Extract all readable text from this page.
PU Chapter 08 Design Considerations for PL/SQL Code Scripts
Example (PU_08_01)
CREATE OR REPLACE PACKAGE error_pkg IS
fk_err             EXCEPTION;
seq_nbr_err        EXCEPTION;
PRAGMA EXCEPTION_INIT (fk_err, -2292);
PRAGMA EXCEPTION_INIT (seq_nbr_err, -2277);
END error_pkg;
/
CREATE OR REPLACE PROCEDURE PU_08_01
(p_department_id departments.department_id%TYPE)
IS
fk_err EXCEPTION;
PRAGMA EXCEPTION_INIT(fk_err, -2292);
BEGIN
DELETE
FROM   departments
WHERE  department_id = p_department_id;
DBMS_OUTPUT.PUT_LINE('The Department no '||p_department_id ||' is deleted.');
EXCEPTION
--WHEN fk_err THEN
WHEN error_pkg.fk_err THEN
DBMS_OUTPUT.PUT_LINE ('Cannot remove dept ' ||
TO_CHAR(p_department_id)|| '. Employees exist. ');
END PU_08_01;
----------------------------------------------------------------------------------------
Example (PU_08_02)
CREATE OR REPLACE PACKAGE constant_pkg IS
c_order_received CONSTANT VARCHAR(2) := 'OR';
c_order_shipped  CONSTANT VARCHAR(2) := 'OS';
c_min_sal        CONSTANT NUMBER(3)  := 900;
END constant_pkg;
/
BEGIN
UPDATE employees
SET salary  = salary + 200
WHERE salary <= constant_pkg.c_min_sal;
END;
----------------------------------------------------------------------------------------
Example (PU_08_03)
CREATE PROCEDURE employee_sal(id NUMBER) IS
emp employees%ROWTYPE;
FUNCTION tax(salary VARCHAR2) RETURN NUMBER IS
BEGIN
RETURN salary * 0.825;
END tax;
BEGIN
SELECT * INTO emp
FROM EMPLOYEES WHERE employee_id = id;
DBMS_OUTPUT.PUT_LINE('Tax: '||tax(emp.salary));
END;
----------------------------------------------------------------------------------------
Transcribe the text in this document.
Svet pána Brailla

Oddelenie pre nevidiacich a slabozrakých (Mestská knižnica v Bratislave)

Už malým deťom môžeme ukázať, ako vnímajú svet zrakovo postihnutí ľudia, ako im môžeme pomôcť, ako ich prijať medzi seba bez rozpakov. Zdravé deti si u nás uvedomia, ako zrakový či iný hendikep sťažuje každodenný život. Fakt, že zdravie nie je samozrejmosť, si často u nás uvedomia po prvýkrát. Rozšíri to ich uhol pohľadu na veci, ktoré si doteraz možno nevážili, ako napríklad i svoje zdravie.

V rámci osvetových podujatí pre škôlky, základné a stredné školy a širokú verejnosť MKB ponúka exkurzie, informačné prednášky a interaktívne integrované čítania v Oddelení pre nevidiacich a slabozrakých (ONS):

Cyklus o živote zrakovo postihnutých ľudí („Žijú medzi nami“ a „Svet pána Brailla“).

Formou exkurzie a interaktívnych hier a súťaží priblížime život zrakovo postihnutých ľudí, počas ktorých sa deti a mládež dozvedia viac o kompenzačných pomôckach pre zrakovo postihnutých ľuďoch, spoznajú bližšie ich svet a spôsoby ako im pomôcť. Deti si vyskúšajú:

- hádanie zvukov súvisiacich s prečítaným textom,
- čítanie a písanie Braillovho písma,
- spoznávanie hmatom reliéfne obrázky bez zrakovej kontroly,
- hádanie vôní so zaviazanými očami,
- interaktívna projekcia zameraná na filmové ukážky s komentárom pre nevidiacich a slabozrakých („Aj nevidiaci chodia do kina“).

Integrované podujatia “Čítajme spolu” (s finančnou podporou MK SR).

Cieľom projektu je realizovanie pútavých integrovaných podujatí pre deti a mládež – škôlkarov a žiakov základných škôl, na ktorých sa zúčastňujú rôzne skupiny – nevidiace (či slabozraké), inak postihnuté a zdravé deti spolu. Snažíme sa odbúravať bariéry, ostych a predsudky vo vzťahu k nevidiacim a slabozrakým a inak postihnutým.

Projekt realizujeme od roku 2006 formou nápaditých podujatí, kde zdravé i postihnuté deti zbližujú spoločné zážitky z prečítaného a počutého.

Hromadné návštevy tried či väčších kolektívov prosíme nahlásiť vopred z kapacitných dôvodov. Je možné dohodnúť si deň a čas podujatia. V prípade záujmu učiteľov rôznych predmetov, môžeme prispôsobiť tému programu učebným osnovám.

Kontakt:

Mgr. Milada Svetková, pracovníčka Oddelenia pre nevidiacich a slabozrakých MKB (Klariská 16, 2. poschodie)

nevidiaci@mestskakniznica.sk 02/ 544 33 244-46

-=-=-

> [Your objective] Output each record precisely as given.

> [Task output]
Extract all readable text from this page.
PU Chapter 08 Design Considerations for PL/SQL Code Scripts
Example (PU_08_01)
CREATE OR REPLACE PACKAGE error_pkg IS
fk_err             EXCEPTION;
seq_nbr_err        EXCEPTION;
PRAGMA EXCEPTION_INIT (fk_err, -2292);
PRAGMA EXCEPTION_INIT (seq_nbr_err, -2277);
END error_pkg;
/
CREATE OR REPLACE PROCEDURE PU_08_01
(p_department_id departments.department_id%TYPE)
IS
fk_err EXCEPTION;
PRAGMA EXCEPTION_INIT(fk_err, -2292);
BEGIN
DELETE
FROM   departments
WHERE  department_id = p_department_id;
DBMS_OUTPUT.PUT_LINE('The Department no '||p_department_id ||' is deleted.');
EXCEPTION
--WHEN fk_err THEN
WHEN error_pkg.fk_err THEN
DBMS_OUTPUT.PUT_LINE ('Cannot remove dept ' ||
TO_CHAR(p_department_id)|| '. Employees exist. ');
END PU_08_01;
----------------------------------------------------------------------------------------
Example (PU_08_02)
CREATE OR REPLACE PACKAGE constant_pkg IS
c_order_received CONSTANT VARCHAR(2) := 'OR';
c_order_shipped  CONSTANT VARCHAR(2) := 'OS';
c_min_sal        CONSTANT NUMBER(3)  := 900;
END constant_pkg;
/
BEGIN
UPDATE employees
SET salary  = salary + 200
WHERE salary <= constant_pkg.c_min_sal;
END;
----------------------------------------------------------------------------------------
Example (PU_08_03)
CREATE PROCEDURE employee_sal(id NUMBER) IS
emp employees%ROWTYPE;
FUNCTION tax(salary VARCHAR2) RETURN NUMBER IS
BEGIN
RETURN salary * 0.825;
END tax;
BEGIN
SELECT * INTO emp
FROM EMPLOYEES WHERE employee_id = id;
DBMS_OUTPUT.PUT_LINE('Tax: '||tax(emp.salary));
END;
----------------------------------------------------------------------------------------
Transcribe the text in this document.
Svet pána Brailla

Oddelenie pre nevidiacich a slabozrakých (Mestská knižnica v Bratislave)

Už malým deťom môžeme ukázať, ako vnímajú svet zrakovo postihnutí ľudia, ako im môžeme pomôcť, ako ich prijať medzi seba bez rozpakov. Zdravé deti si u nás uvedomia, ako zrakový či iný hendikep sťažuje každodenný život. Fakt, že zdravie nie je samozrejmosť, si často u nás uvedomia po prvýkrát. Rozšíri to ich uhol pohľadu na veci, ktoré si doteraz možno nevážili, ako napríklad i svoje zdravie.

V rámci osvetových podujatí pre škôlky, základné a stredné školy a širokú verejnosť MKB ponúka exkurzie, informačné prednášky a interaktívne integrované čítania v Oddelení pre nevidiacich a slabozrakých (ONS):

Cyklus o živote zrakovo postihnutých ľudí („Žijú medzi nami“ a „Svet pána Brailla“).

Formou exkurzie a interaktívnych hier a súťaží priblížime život zrakovo postihnutých ľudí, počas ktorých sa deti a mládež dozvedia viac o kompenzačných pomôckach pre zrakovo postihnutých ľuďoch, spoznajú bližšie ich svet a spôsoby ako im pomôcť. Deti si vyskúšajú:

- hádanie zvukov súvisiacich s prečítaným textom,
- čítanie a písanie Braillovho písma,
- spoznávanie hmatom reliéfne obrázky bez zrakovej kontroly,
- hádanie vôní so zaviazanými očami,
- interaktívna projekcia zameraná na filmové ukážky s komentárom pre nevidiacich a slabozrakých („Aj nevidiaci chodia do kina“).

Integrované podujatia “Čítajme spolu” (s finančnou podporou MK SR).

Cieľom projektu je realizovanie pútavých integrovaných podujatí pre deti a mládež – škôlkarov a žiakov základných škôl, na ktorých sa zúčastňujú rôzne skupiny – nevidiace (či slabozraké), inak postihnuté a zdravé deti spolu. Snažíme sa odbúravať bariéry, ostych a predsudky vo vzťahu k nevidiacim a slabozrakým a inak postihnutým.

Projekt realizujeme od roku 2006 formou nápaditých podujatí, kde zdravé i postihnuté deti zbližujú spoločné zážitky z prečítaného a počutého.

Hromadné návštevy tried či väčších kolektívov prosíme nahlásiť vopred z kapacitných dôvodov. Je možné dohodnúť si deň a čas podujatia. V prípade záujmu učiteľov rôznych predmetov, môžeme prispôsobiť tému programu učebným osnovám.

Kontakt:

Mgr. Milada Svetková, pracovníčka Oddelenia pre nevidiacich a slabozrakých MKB (Klariská 16, 2. poschodie)

nevidiaci@mestskakniznica.sk 02/ 544 33 244-46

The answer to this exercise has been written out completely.